═════ THE INPUT
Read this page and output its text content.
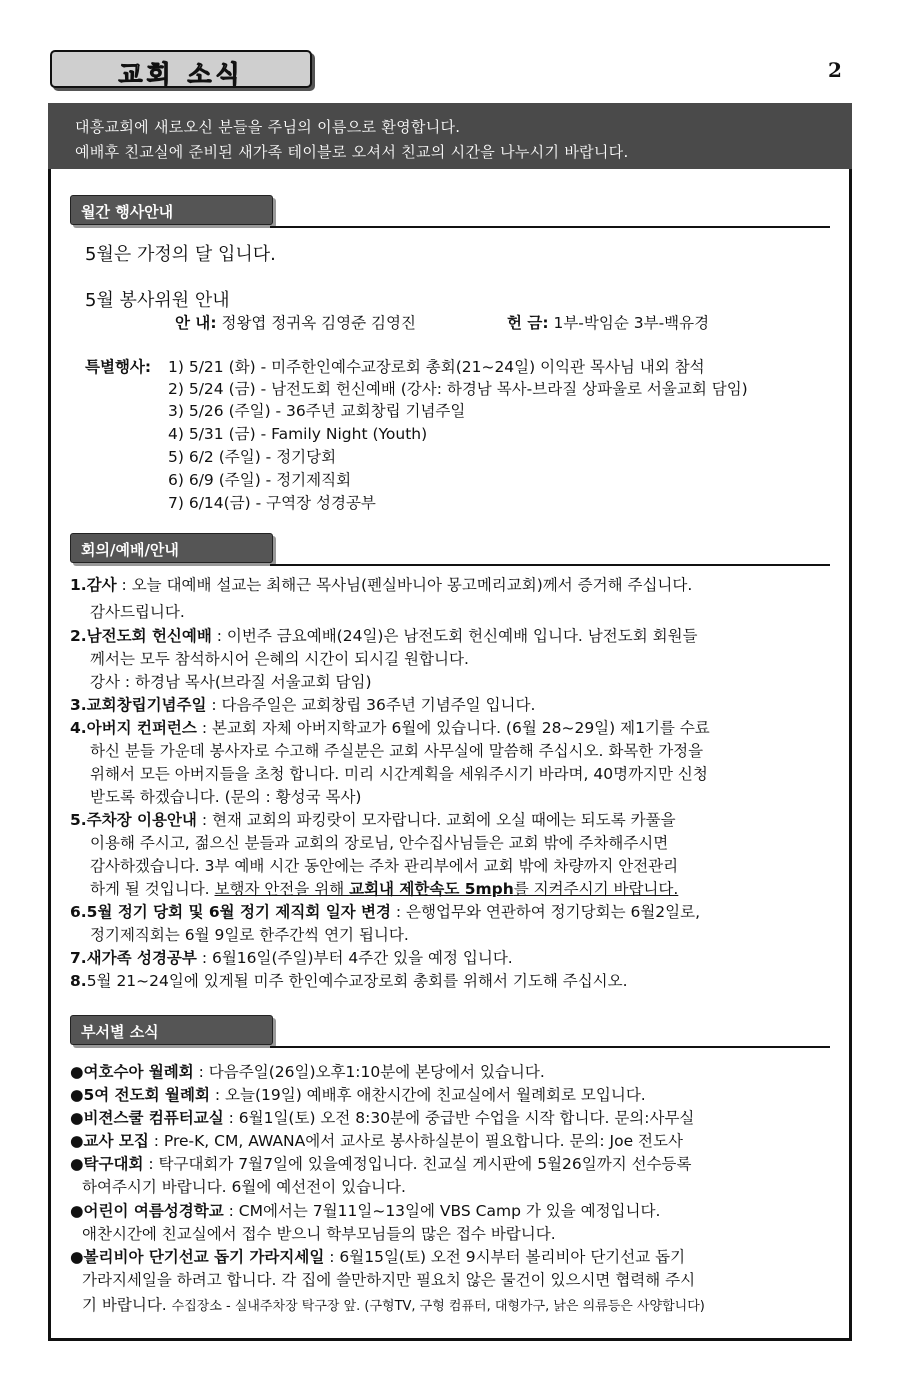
교회 소식	2
대흥교회에 새로오신 분들을 주님의 이름으로 환영합니다.
예배후 친교실에 준비된 새가족 테이블로 오셔서 친교의 시간을 나누시기 바랍니다.
월간 행사안내
5월은 가정의 달 입니다.
5월 봉사위원 안내
안 내: 정왕엽 정귀옥 김영준 김영진	헌 금: 1부-박임순 3부-백유경
특별행사: 1) 5/21 (화) - 미주한인예수교장로회 총회(21~24일) 이익관 목사님 내외 참석
2) 5/24 (금) - 남전도회 헌신예배 (강사: 하경남 목사-브라질 상파울로 서울교회 담임)
3) 5/26 (주일) - 36주년 교회창립 기념주일
4) 5/31 (금) - Family Night (Youth)
5) 6/2 (주일) - 정기당회
6) 6/9 (주일) - 정기제직회
7) 6/14(금) - 구역장 성경공부
회의/예배/안내
1.감사 : 오늘 대예배 설교는 최해근 목사님(펜실바니아 몽고메리교회)께서 증거해 주십니다.
감사드립니다.
2.남전도회 헌신예배 : 이번주 금요예배(24일)은 남전도회 헌신예배 입니다. 남전도회 회원들
께서는 모두 참석하시어 은혜의 시간이 되시길 원합니다.
강사 : 하경남 목사(브라질 서울교회 담임)
3.교회창립기념주일 : 다음주일은 교회창립 36주년 기념주일 입니다.
4.아버지 컨퍼런스 : 본교회 자체 아버지학교가 6월에 있습니다. (6월 28~29일) 제1기를 수료
하신 분들 가운데 봉사자로 수고해 주실분은 교회 사무실에 말씀해 주십시오. 화목한 가정을
위해서 모든 아버지들을 초청 합니다. 미리 시간계획을 세워주시기 바라며, 40명까지만 신청
받도록 하겠습니다. (문의 : 황성국 목사)
5.주차장 이용안내 : 현재 교회의 파킹랏이 모자랍니다. 교회에 오실 때에는 되도록 카풀을
이용해 주시고, 젊으신 분들과 교회의 장로님, 안수집사님들은 교회 밖에 주차해주시면
감사하겠습니다. 3부 예배 시간 동안에는 주차 관리부에서 교회 밖에 차량까지 안전관리
하게 될 것입니다. 보행자 안전을 위해 교회내 제한속도 5mph를 지켜주시기 바랍니다.
6.5월 정기 당회 및 6월 정기 제직회 일자 변경 : 은행업무와 연관하여 정기당회는 6월2일로,
정기제직회는 6월 9일로 한주간씩 연기 됩니다.
7.새가족 성경공부 : 6월16일(주일)부터 4주간 있을 예정 입니다.
8.5월 21~24일에 있게될 미주 한인예수교장로회 총회를 위해서 기도해 주십시오.
부서별 소식
●여호수아 월례회 : 다음주일(26일)오후1:10분에 본당에서 있습니다.
●5여 전도회 월례회 : 오늘(19일) 예배후 애찬시간에 친교실에서 월례회로 모입니다.
●비젼스쿨 컴퓨터교실 : 6월1일(토) 오전 8:30분에 중급반 수업을 시작 합니다. 문의:사무실
●교사 모집 : Pre-K, CM, AWANA에서 교사로 봉사하실분이 필요합니다. 문의: Joe 전도사
●탁구대회 : 탁구대회가 7월7일에 있을예정입니다. 친교실 게시판에 5월26일까지 선수등록
하여주시기 바랍니다. 6월에 예선전이 있습니다.
●어린이 여름성경학교 : CM에서는 7월11일~13일에 VBS Camp 가 있을 예정입니다.
애찬시간에 친교실에서 접수 받으니 학부모님들의 많은 접수 바랍니다.
●볼리비아 단기선교 돕기 가라지세일 : 6월15일(토) 오전 9시부터 볼리비아 단기선교 돕기
가라지세일을 하려고 합니다. 각 집에 쓸만하지만 필요치 않은 물건이 있으시면 협력해 주시
기 바랍니다. 수집장소 - 실내주차장 탁구장 앞. (구형TV, 구형 컴퓨터, 대형가구, 낡은 의류등은 사양합니다)
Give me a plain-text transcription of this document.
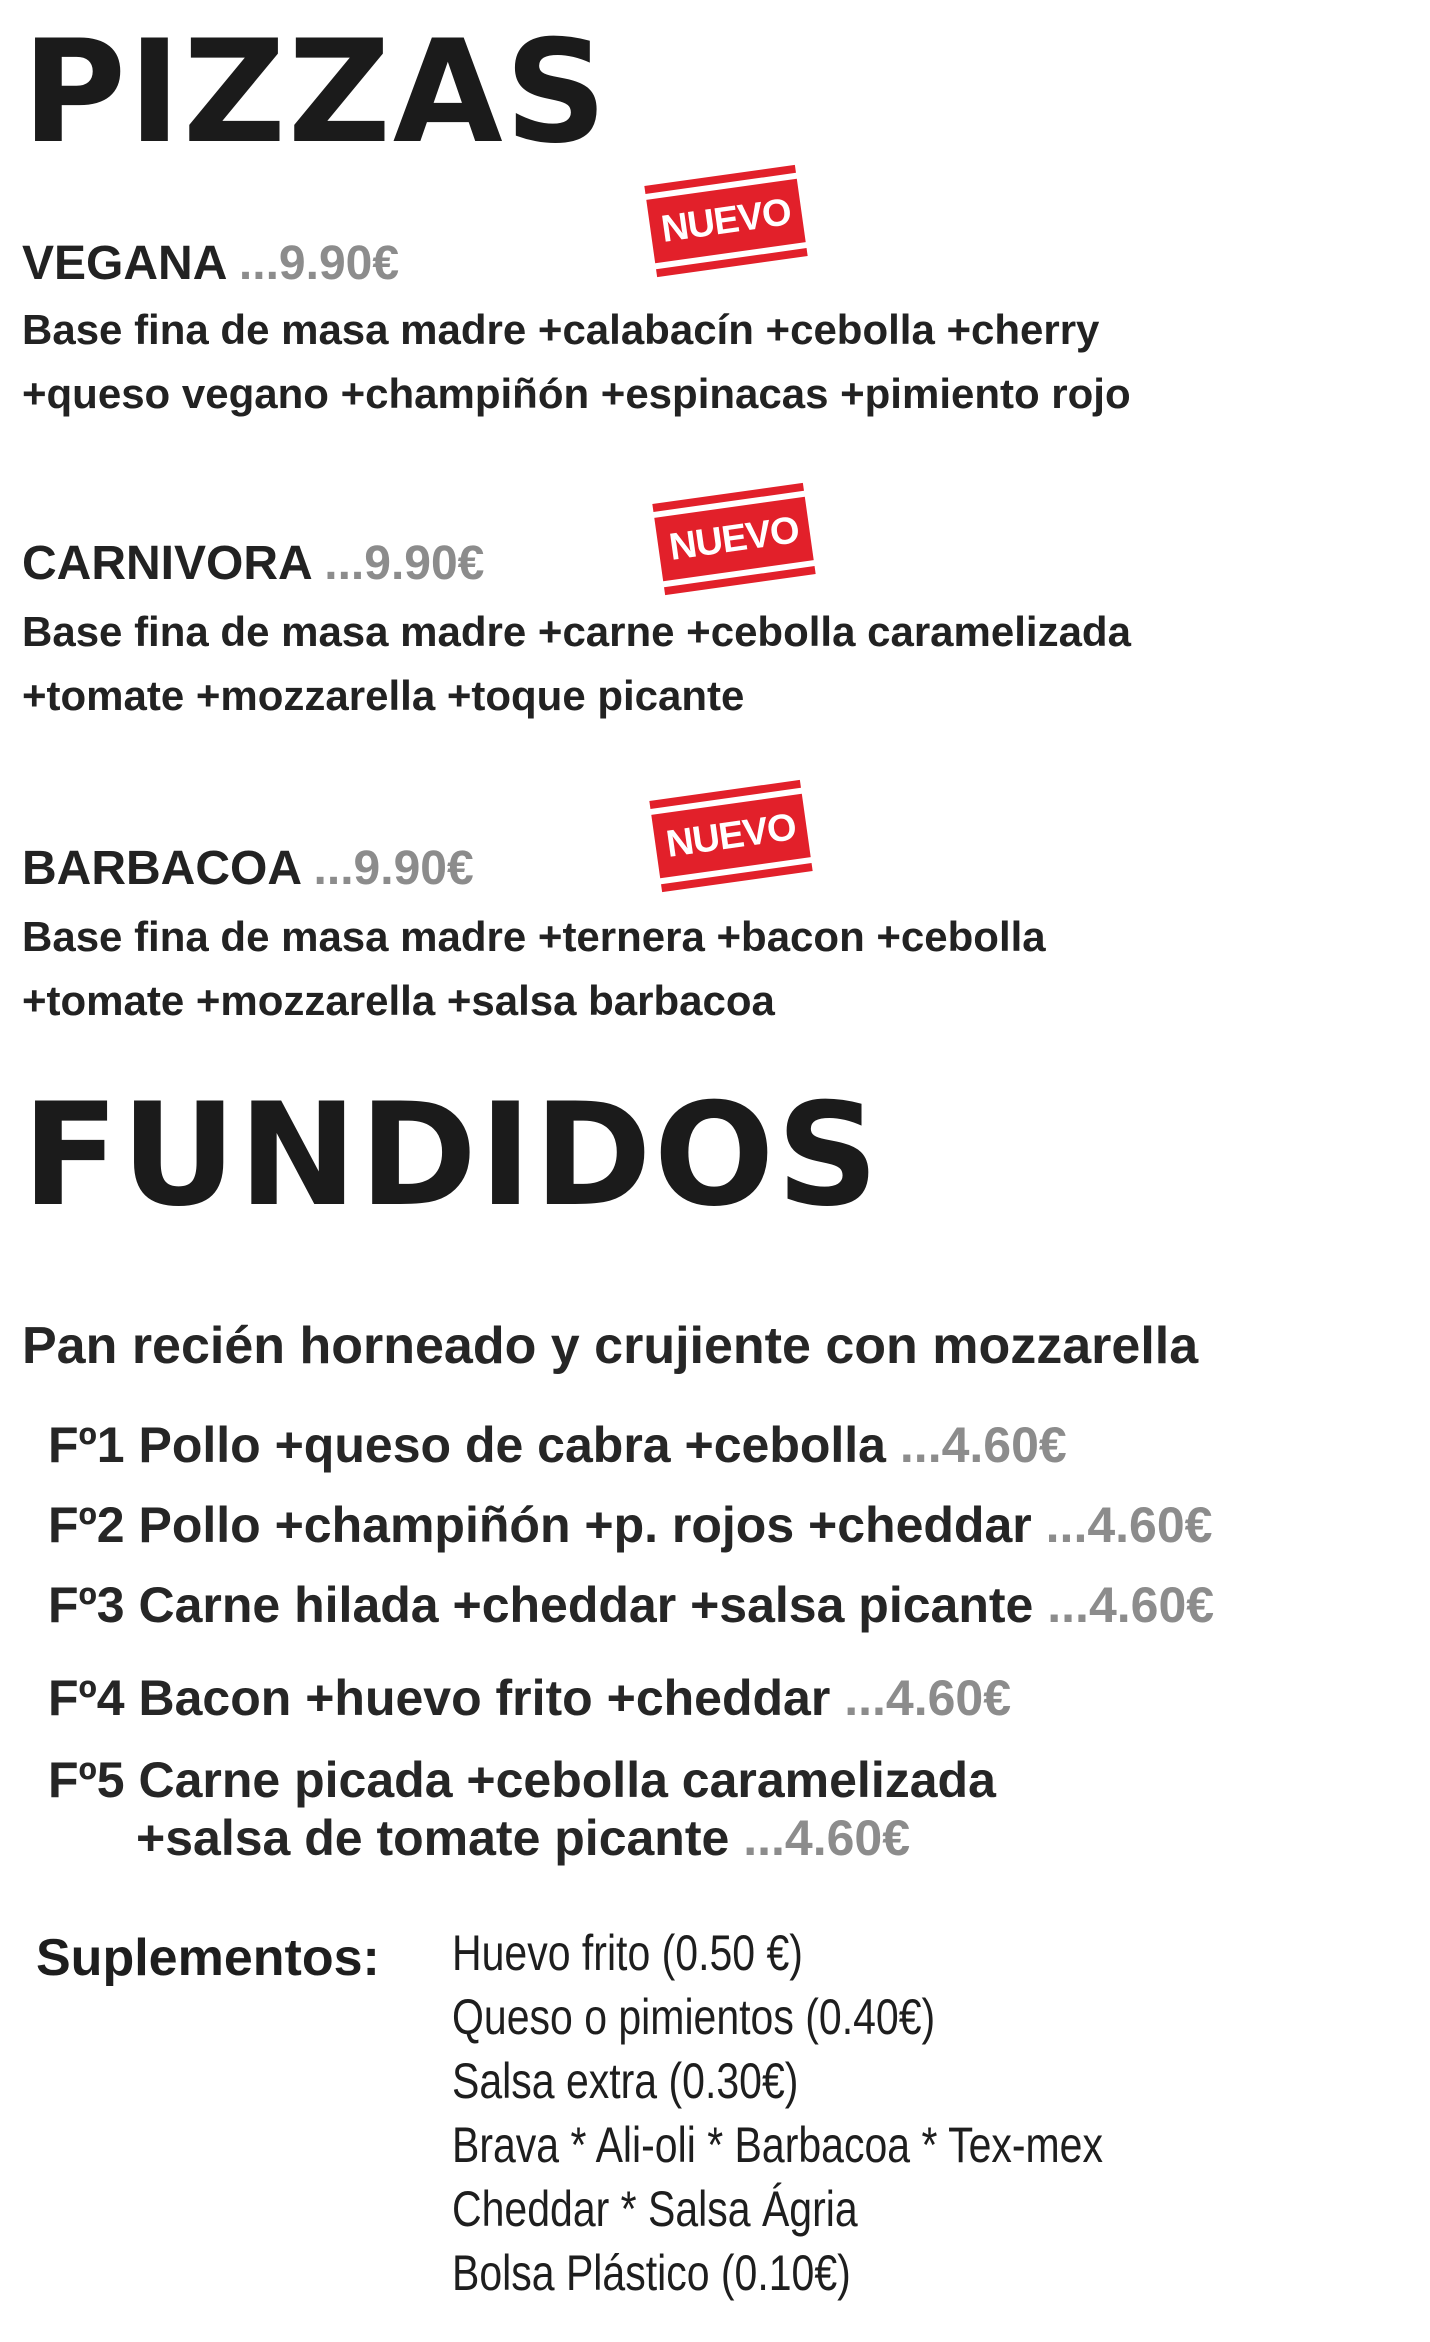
PIZZAS
VEGANA ...9.90€
NUEVO
Base fina de masa madre +calabacín +cebolla +cherry
+queso vegano +champiñón +espinacas +pimiento rojo
CARNIVORA ...9.90€	NUEVO
Base fina de masa madre +carne +cebolla caramelizada
+tomate +mozzarella +toque picante
BARBACOA ...9.90€
NUEVO
Base fina de masa madre +ternera +bacon +cebolla
+tomate +mozzarella +salsa barbacoa
FUNDIDOS
Pan recién horneado y crujiente con mozzarella
Fº1 Pollo +queso de cabra +cebolla ...4.60€
Fº2 Pollo +champiñón +p. rojos +cheddar ...4.60€
Fº3 Carne hilada +cheddar +salsa picante ...4.60€
Fº4 Bacon +huevo frito +cheddar ...4.60€
Fº5 Carne picada +cebolla caramelizada
+salsa de tomate picante ...4.60€
Suplementos: Huevo frito (0.50 €)
Queso o pimientos (0.40€)
Salsa extra (0.30€)
Brava * Ali-oli * Barbacoa * Tex-mex
Cheddar * Salsa Ágria
Bolsa Plástico (0.10€)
══════════
### WORK TO COMPLETE
Drop the images and quote the entries word for word.

### THE SOLUTION
Read this page and output its text content.
교회 소식	2
대흥교회에 새로오신 분들을 주님의 이름으로 환영합니다.
예배후 친교실에 준비된 새가족 테이블로 오셔서 친교의 시간을 나누시기 바랍니다.
월간 행사안내
5월은 가정의 달 입니다.
5월 봉사위원 안내
안 내: 정왕엽 정귀옥 김영준 김영진	헌 금: 1부-박임순 3부-백유경
특별행사: 1) 5/21 (화) - 미주한인예수교장로회 총회(21~24일) 이익관 목사님 내외 참석
2) 5/24 (금) - 남전도회 헌신예배 (강사: 하경남 목사-브라질 상파울로 서울교회 담임)
3) 5/26 (주일) - 36주년 교회창립 기념주일
4) 5/31 (금) - Family Night (Youth)
5) 6/2 (주일) - 정기당회
6) 6/9 (주일) - 정기제직회
7) 6/14(금) - 구역장 성경공부
회의/예배/안내
1.감사 : 오늘 대예배 설교는 최해근 목사님(펜실바니아 몽고메리교회)께서 증거해 주십니다.
감사드립니다.
2.남전도회 헌신예배 : 이번주 금요예배(24일)은 남전도회 헌신예배 입니다. 남전도회 회원들
께서는 모두 참석하시어 은혜의 시간이 되시길 원합니다.
강사 : 하경남 목사(브라질 서울교회 담임)
3.교회창립기념주일 : 다음주일은 교회창립 36주년 기념주일 입니다.
4.아버지 컨퍼런스 : 본교회 자체 아버지학교가 6월에 있습니다. (6월 28~29일) 제1기를 수료
하신 분들 가운데 봉사자로 수고해 주실분은 교회 사무실에 말씀해 주십시오. 화목한 가정을
위해서 모든 아버지들을 초청 합니다. 미리 시간계획을 세워주시기 바라며, 40명까지만 신청
받도록 하겠습니다. (문의 : 황성국 목사)
5.주차장 이용안내 : 현재 교회의 파킹랏이 모자랍니다. 교회에 오실 때에는 되도록 카풀을
이용해 주시고, 젊으신 분들과 교회의 장로님, 안수집사님들은 교회 밖에 주차해주시면
감사하겠습니다. 3부 예배 시간 동안에는 주차 관리부에서 교회 밖에 차량까지 안전관리
하게 될 것입니다. 보행자 안전을 위해 교회내 제한속도 5mph를 지켜주시기 바랍니다.
6.5월 정기 당회 및 6월 정기 제직회 일자 변경 : 은행업무와 연관하여 정기당회는 6월2일로,
정기제직회는 6월 9일로 한주간씩 연기 됩니다.
7.새가족 성경공부 : 6월16일(주일)부터 4주간 있을 예정 입니다.
8.5월 21~24일에 있게될 미주 한인예수교장로회 총회를 위해서 기도해 주십시오.
부서별 소식
●여호수아 월례회 : 다음주일(26일)오후1:10분에 본당에서 있습니다.
●5여 전도회 월례회 : 오늘(19일) 예배후 애찬시간에 친교실에서 월례회로 모입니다.
●비젼스쿨 컴퓨터교실 : 6월1일(토) 오전 8:30분에 중급반 수업을 시작 합니다. 문의:사무실
●교사 모집 : Pre-K, CM, AWANA에서 교사로 봉사하실분이 필요합니다. 문의: Joe 전도사
●탁구대회 : 탁구대회가 7월7일에 있을예정입니다. 친교실 게시판에 5월26일까지 선수등록
하여주시기 바랍니다. 6월에 예선전이 있습니다.
●어린이 여름성경학교 : CM에서는 7월11일~13일에 VBS Camp 가 있을 예정입니다.
애찬시간에 친교실에서 접수 받으니 학부모님들의 많은 접수 바랍니다.
●볼리비아 단기선교 돕기 가라지세일 : 6월15일(토) 오전 9시부터 볼리비아 단기선교 돕기
가라지세일을 하려고 합니다. 각 집에 쓸만하지만 필요치 않은 물건이 있으시면 협력해 주시
기 바랍니다. 수집장소 - 실내주차장 탁구장 앞. (구형TV, 구형 컴퓨터, 대형가구, 낡은 의류등은 사양합니다)
Give me a plain-text transcription of this document.
PIZZAS
VEGANA ...9.90€
NUEVO
Base fina de masa madre +calabacín +cebolla +cherry
+queso vegano +champiñón +espinacas +pimiento rojo
CARNIVORA ...9.90€	NUEVO
Base fina de masa madre +carne +cebolla caramelizada
+tomate +mozzarella +toque picante
BARBACOA ...9.90€
NUEVO
Base fina de masa madre +ternera +bacon +cebolla
+tomate +mozzarella +salsa barbacoa
FUNDIDOS
Pan recién horneado y crujiente con mozzarella
Fº1 Pollo +queso de cabra +cebolla ...4.60€
Fº2 Pollo +champiñón +p. rojos +cheddar ...4.60€
Fº3 Carne hilada +cheddar +salsa picante ...4.60€
Fº4 Bacon +huevo frito +cheddar ...4.60€
Fº5 Carne picada +cebolla caramelizada
+salsa de tomate picante ...4.60€
Suplementos: Huevo frito (0.50 €)
Queso o pimientos (0.40€)
Salsa extra (0.30€)
Brava * Ali-oli * Barbacoa * Tex-mex
Cheddar * Salsa Ágria
Bolsa Plástico (0.10€)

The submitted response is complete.